Keep the wording of every entry intact in your copy, and omit the pictures.

START MATERIAL FOR THIS EXERCISE

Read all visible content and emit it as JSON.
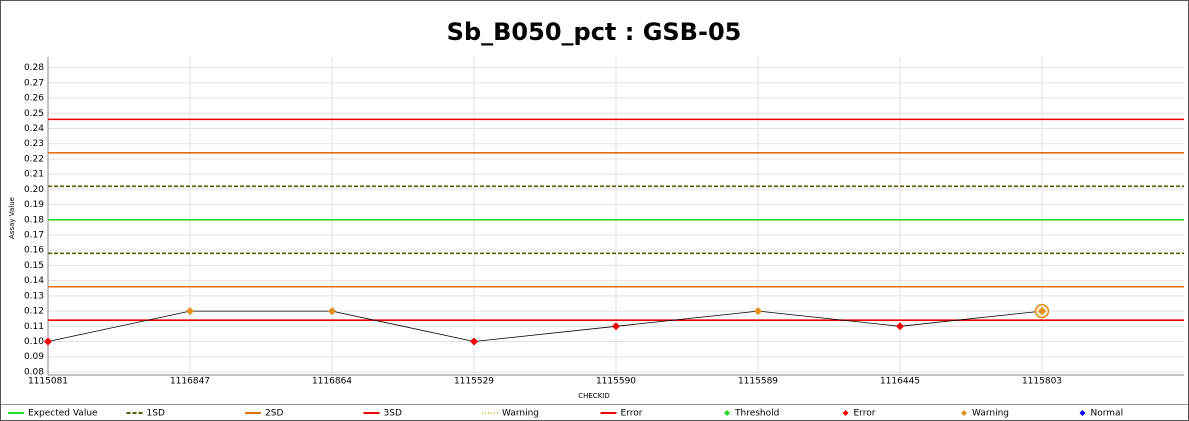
{
  "chart_data": {
    "type": "line",
    "title": "Sb_B050_pct : GSB-05",
    "x_label": "CHECKID",
    "y_label": "Assay Value",
    "categories": [
      "1115081",
      "1116847",
      "1116864",
      "1115529",
      "1115590",
      "1115589",
      "1116445",
      "1115803"
    ],
    "values": [
      0.1,
      0.12,
      0.12,
      0.1,
      0.11,
      0.12,
      0.11,
      0.12
    ],
    "point_colors": [
      "#ee0000",
      "#e09020",
      "#e09020",
      "#ee0000",
      "#ee0000",
      "#e09020",
      "#ee0000",
      "#e09020"
    ],
    "line_color": "#000000",
    "selected_index": 7,
    "ylim": [
      0.078,
      0.287
    ],
    "yticks": [
      0.08,
      0.09,
      {
        "value": 0.1,
        "label": "0.10"
      },
      0.11,
      0.12,
      0.13,
      0.14,
      0.15,
      0.16,
      0.17,
      0.18,
      0.19,
      {
        "value": 0.2,
        "label": "0.20"
      },
      0.21,
      0.22,
      0.23,
      0.24,
      0.25,
      0.26,
      0.27,
      0.28
    ],
    "grid": true,
    "reference_lines": [
      {
        "value": 0.246,
        "color": "#ee0000",
        "dash": "none"
      },
      {
        "value": 0.224,
        "color": "#e07010",
        "dash": "none"
      },
      {
        "value": 0.202,
        "color": "#5a5a00",
        "dash": "4,2"
      },
      {
        "value": 0.18,
        "color": "#22dd22",
        "dash": "none"
      },
      {
        "value": 0.158,
        "color": "#5a5a00",
        "dash": "4,2"
      },
      {
        "value": 0.136,
        "color": "#e07010",
        "dash": "none"
      },
      {
        "value": 0.114,
        "color": "#ee0000",
        "dash": "none"
      }
    ],
    "legend": [
      {
        "name": "Expected Value",
        "color": "#22dd22",
        "marker": "line",
        "dash": "none"
      },
      {
        "name": "1SD",
        "color": "#5a5a00",
        "marker": "line",
        "dash": "4,2"
      },
      {
        "name": "2SD",
        "color": "#e07010",
        "marker": "line",
        "dash": "none"
      },
      {
        "name": "3SD",
        "color": "#ee0000",
        "marker": "line",
        "dash": "none"
      },
      {
        "name": "Warning",
        "color": "#e0c060",
        "marker": "line",
        "dash": "1,2"
      },
      {
        "name": "Error",
        "color": "#ee0000",
        "marker": "line",
        "dash": "none"
      },
      {
        "name": "Threshold",
        "color": "#22dd22",
        "marker": "diamond",
        "dash": "none"
      },
      {
        "name": "Error",
        "color": "#ee0000",
        "marker": "diamond",
        "dash": "none"
      },
      {
        "name": "Warning",
        "color": "#e09020",
        "marker": "diamond",
        "dash": "none"
      },
      {
        "name": "Normal",
        "color": "#0000ee",
        "marker": "diamond",
        "dash": "none"
      }
    ]
  }
}
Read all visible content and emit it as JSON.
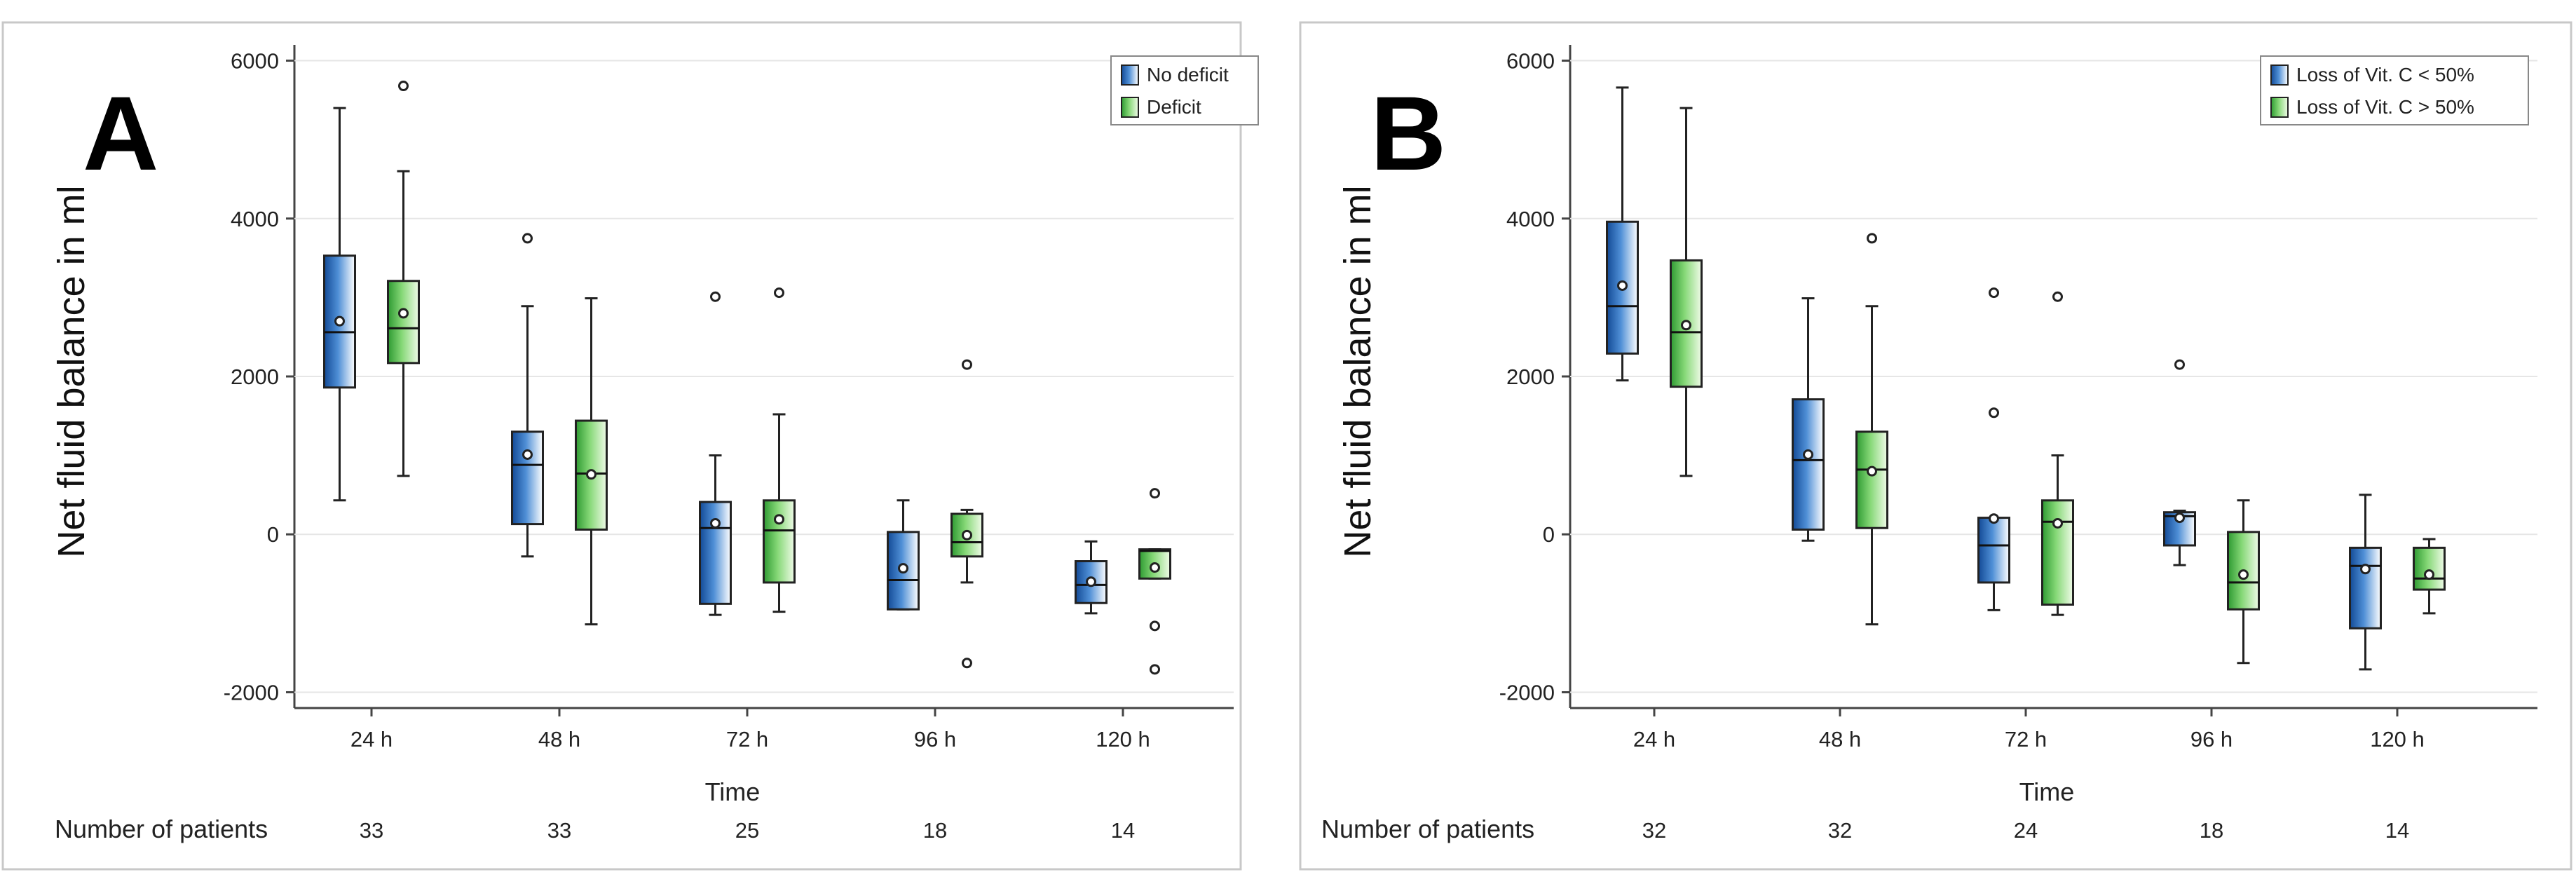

END MATERIAL FOR THIS EXERCISE

◆ **ANSWER TO THIS PROBLEM**:
Read all visible content and emit it as JSON.
{
  "chart_data": {
    "type": "line",
    "title": "Sb_B050_pct : GSB-05",
    "x_label": "CHECKID",
    "y_label": "Assay Value",
    "categories": [
      "1115081",
      "1116847",
      "1116864",
      "1115529",
      "1115590",
      "1115589",
      "1116445",
      "1115803"
    ],
    "values": [
      0.1,
      0.12,
      0.12,
      0.1,
      0.11,
      0.12,
      0.11,
      0.12
    ],
    "point_colors": [
      "#ee0000",
      "#e09020",
      "#e09020",
      "#ee0000",
      "#ee0000",
      "#e09020",
      "#ee0000",
      "#e09020"
    ],
    "line_color": "#000000",
    "selected_index": 7,
    "ylim": [
      0.078,
      0.287
    ],
    "yticks": [
      0.08,
      0.09,
      {
        "value": 0.1,
        "label": "0.10"
      },
      0.11,
      0.12,
      0.13,
      0.14,
      0.15,
      0.16,
      0.17,
      0.18,
      0.19,
      {
        "value": 0.2,
        "label": "0.20"
      },
      0.21,
      0.22,
      0.23,
      0.24,
      0.25,
      0.26,
      0.27,
      0.28
    ],
    "grid": true,
    "reference_lines": [
      {
        "value": 0.246,
        "color": "#ee0000",
        "dash": "none"
      },
      {
        "value": 0.224,
        "color": "#e07010",
        "dash": "none"
      },
      {
        "value": 0.202,
        "color": "#5a5a00",
        "dash": "4,2"
      },
      {
        "value": 0.18,
        "color": "#22dd22",
        "dash": "none"
      },
      {
        "value": 0.158,
        "color": "#5a5a00",
        "dash": "4,2"
      },
      {
        "value": 0.136,
        "color": "#e07010",
        "dash": "none"
      },
      {
        "value": 0.114,
        "color": "#ee0000",
        "dash": "none"
      }
    ],
    "legend": [
      {
        "name": "Expected Value",
        "color": "#22dd22",
        "marker": "line",
        "dash": "none"
      },
      {
        "name": "1SD",
        "color": "#5a5a00",
        "marker": "line",
        "dash": "4,2"
      },
      {
        "name": "2SD",
        "color": "#e07010",
        "marker": "line",
        "dash": "none"
      },
      {
        "name": "3SD",
        "color": "#ee0000",
        "marker": "line",
        "dash": "none"
      },
      {
        "name": "Warning",
        "color": "#e0c060",
        "marker": "line",
        "dash": "1,2"
      },
      {
        "name": "Error",
        "color": "#ee0000",
        "marker": "line",
        "dash": "none"
      },
      {
        "name": "Threshold",
        "color": "#22dd22",
        "marker": "diamond",
        "dash": "none"
      },
      {
        "name": "Error",
        "color": "#ee0000",
        "marker": "diamond",
        "dash": "none"
      },
      {
        "name": "Warning",
        "color": "#e09020",
        "marker": "diamond",
        "dash": "none"
      },
      {
        "name": "Normal",
        "color": "#0000ee",
        "marker": "diamond",
        "dash": "none"
      }
    ]
  }
}
Read all visible content and emit it as JSON.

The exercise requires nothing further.